__What to produce__: Find each line holding "JSON" and copy it out.

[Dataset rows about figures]
- - - -

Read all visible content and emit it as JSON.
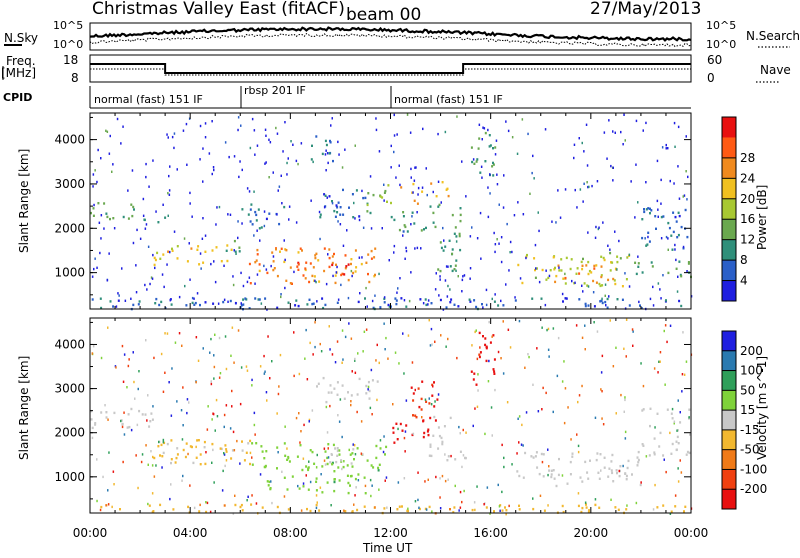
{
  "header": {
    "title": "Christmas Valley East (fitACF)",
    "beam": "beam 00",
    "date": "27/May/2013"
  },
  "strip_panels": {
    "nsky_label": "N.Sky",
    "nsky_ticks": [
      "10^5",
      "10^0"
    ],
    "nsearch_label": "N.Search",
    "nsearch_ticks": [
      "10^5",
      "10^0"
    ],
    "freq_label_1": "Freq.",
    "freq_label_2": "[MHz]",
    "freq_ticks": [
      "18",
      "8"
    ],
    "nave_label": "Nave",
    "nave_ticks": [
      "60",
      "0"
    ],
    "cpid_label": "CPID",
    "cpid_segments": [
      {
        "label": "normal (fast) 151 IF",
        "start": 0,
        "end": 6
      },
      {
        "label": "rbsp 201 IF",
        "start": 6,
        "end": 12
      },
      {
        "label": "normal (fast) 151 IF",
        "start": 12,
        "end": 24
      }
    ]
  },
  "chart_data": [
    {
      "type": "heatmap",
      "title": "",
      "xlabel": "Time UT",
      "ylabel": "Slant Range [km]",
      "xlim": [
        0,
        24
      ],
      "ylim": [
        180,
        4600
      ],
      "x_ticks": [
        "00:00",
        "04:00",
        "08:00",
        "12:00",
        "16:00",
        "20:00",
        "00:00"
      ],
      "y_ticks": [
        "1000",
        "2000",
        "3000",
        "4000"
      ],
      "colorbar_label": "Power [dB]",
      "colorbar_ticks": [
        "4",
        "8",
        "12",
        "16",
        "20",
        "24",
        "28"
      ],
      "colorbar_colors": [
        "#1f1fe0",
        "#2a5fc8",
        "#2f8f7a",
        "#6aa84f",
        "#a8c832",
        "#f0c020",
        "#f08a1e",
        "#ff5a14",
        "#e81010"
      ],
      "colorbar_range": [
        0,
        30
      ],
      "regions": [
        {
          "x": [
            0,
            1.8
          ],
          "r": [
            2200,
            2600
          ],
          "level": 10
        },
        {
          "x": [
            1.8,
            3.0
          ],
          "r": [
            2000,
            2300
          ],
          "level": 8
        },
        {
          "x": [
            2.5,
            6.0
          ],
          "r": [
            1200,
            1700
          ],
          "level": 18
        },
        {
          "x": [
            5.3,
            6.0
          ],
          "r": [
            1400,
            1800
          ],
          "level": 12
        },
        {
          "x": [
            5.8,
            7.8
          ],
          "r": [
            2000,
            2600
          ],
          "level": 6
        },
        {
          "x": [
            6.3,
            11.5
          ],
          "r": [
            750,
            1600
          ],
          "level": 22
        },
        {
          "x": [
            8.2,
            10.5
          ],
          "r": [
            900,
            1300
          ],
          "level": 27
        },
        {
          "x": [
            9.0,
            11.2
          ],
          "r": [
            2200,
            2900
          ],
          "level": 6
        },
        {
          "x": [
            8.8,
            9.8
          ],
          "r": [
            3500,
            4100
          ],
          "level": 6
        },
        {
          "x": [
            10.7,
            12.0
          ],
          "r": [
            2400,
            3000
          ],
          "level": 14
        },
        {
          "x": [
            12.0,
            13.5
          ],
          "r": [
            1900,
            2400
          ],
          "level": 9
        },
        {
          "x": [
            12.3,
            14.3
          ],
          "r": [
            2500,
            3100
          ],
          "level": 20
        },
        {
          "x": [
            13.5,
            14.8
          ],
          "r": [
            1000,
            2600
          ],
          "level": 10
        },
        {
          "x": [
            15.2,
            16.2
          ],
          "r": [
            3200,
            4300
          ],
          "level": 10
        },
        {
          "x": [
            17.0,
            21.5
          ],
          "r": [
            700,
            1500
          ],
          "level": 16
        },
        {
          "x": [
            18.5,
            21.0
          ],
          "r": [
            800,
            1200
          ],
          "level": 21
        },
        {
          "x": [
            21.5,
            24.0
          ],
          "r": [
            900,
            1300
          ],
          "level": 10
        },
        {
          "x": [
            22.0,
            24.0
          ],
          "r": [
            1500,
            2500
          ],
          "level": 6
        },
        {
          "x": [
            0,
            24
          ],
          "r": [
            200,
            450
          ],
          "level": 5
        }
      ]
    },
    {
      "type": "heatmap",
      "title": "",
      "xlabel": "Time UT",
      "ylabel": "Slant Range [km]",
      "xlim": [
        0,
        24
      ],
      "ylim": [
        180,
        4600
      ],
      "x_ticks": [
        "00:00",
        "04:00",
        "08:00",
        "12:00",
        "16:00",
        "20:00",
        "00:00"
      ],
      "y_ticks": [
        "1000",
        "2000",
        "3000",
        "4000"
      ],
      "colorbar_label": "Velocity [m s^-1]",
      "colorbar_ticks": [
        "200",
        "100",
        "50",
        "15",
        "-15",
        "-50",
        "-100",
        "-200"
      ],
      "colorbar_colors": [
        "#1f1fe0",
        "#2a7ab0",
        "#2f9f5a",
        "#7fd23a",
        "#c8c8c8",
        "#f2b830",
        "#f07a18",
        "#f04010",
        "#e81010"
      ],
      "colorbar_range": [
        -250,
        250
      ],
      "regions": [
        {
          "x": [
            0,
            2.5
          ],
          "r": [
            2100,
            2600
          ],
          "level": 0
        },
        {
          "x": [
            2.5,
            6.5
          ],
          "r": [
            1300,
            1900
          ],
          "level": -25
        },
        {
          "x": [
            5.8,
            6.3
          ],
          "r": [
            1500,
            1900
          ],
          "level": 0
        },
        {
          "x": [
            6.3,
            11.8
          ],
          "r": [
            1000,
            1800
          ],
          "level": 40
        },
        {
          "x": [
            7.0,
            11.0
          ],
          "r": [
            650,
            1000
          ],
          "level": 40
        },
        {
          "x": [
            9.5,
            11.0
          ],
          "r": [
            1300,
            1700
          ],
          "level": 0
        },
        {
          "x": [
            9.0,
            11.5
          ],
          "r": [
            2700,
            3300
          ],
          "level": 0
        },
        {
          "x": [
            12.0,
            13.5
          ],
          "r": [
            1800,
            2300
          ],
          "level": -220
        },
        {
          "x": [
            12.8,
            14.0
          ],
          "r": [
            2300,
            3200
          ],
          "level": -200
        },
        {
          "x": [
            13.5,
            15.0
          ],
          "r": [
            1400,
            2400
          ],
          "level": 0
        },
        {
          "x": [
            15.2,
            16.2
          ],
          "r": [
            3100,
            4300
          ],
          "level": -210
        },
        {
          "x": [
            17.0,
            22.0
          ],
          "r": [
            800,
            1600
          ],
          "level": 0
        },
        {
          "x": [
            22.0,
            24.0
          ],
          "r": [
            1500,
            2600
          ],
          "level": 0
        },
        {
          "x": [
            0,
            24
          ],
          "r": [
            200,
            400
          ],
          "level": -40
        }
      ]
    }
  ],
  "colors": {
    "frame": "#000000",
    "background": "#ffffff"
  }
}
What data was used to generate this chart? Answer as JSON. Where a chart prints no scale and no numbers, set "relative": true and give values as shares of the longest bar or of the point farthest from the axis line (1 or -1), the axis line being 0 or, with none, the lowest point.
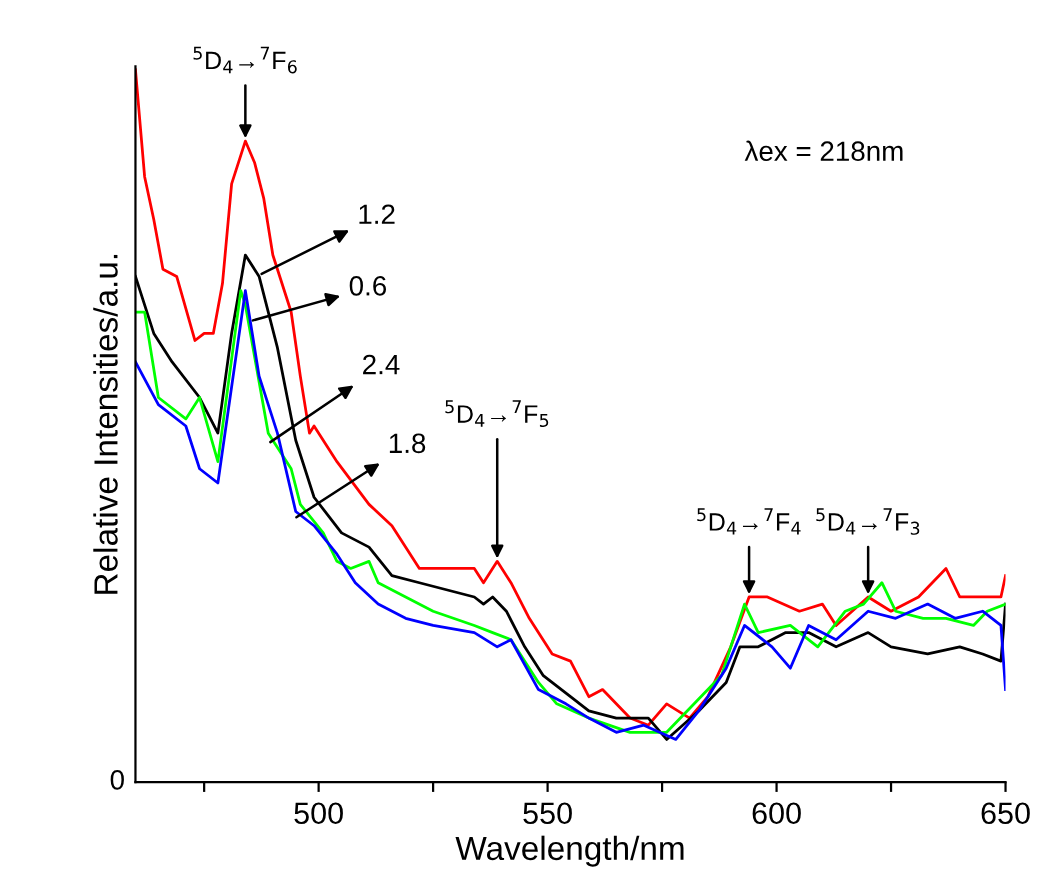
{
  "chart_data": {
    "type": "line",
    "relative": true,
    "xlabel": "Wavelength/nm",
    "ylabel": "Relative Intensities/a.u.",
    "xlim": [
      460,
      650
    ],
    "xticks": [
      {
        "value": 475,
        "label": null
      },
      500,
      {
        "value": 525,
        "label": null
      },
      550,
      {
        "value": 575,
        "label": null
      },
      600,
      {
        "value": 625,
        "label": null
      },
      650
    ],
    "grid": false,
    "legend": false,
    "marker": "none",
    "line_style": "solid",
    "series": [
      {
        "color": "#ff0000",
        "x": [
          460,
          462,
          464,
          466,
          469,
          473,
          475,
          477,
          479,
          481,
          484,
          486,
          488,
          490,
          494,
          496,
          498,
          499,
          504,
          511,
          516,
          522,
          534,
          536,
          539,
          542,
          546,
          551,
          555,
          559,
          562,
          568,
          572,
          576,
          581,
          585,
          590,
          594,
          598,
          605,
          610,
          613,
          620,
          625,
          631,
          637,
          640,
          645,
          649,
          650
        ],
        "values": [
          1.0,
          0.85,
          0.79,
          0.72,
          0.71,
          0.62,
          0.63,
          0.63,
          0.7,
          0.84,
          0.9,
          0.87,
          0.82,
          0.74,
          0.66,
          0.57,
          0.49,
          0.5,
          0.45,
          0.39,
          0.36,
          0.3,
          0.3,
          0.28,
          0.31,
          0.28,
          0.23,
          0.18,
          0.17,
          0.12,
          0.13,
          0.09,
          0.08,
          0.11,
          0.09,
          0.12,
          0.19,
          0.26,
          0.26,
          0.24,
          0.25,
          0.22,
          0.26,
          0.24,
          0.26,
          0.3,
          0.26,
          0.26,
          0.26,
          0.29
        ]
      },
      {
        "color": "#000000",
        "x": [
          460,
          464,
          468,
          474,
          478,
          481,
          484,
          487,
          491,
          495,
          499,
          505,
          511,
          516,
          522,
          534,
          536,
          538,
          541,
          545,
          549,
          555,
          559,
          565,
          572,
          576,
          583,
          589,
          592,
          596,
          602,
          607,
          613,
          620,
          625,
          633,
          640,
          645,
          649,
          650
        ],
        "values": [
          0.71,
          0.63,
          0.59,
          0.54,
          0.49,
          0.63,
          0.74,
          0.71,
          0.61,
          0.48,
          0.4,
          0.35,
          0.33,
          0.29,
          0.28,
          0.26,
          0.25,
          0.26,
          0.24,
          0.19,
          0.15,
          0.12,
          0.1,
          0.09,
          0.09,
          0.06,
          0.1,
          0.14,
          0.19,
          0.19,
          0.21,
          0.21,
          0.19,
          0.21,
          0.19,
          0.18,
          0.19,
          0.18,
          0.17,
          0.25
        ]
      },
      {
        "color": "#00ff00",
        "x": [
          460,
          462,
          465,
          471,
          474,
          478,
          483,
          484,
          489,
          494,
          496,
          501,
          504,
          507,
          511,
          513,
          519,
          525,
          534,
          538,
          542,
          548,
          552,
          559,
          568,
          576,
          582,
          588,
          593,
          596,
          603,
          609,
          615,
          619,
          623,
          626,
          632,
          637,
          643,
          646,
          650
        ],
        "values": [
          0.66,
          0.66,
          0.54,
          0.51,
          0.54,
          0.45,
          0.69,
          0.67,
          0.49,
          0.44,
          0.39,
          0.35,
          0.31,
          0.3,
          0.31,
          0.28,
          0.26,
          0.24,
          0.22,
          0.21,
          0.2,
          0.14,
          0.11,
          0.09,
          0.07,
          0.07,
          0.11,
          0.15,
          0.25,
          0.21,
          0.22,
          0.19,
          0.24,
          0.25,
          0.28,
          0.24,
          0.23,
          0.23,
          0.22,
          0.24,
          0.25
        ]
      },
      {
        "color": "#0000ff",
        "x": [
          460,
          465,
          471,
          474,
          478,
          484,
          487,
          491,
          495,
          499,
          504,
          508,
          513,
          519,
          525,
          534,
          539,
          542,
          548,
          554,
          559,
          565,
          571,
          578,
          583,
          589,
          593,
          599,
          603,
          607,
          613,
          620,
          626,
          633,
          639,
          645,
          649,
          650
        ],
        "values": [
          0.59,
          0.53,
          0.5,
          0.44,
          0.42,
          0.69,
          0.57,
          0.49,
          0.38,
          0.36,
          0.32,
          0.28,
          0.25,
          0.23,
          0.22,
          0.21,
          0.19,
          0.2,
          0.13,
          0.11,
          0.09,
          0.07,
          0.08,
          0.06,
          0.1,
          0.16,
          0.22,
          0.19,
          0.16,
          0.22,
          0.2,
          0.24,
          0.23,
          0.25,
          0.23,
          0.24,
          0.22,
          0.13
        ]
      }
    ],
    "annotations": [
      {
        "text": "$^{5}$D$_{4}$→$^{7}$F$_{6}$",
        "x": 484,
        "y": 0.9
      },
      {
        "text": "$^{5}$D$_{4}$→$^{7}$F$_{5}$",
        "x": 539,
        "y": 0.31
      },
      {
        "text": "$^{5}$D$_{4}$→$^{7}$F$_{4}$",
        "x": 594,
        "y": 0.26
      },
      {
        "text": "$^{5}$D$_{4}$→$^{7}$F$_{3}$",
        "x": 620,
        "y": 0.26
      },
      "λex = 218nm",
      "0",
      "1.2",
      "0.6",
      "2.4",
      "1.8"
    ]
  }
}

- - - -

__Output for this exercise__:
Read all visible content and emit it as JSON.
What data was used to generate this chart? Answer as JSON. Where a chart prints no scale and no numbers, set "relative": true and give values as shares of the longest bar or of the point farthest from the axis line (1 or -1), the axis line being 0 or, with none, the lowest point.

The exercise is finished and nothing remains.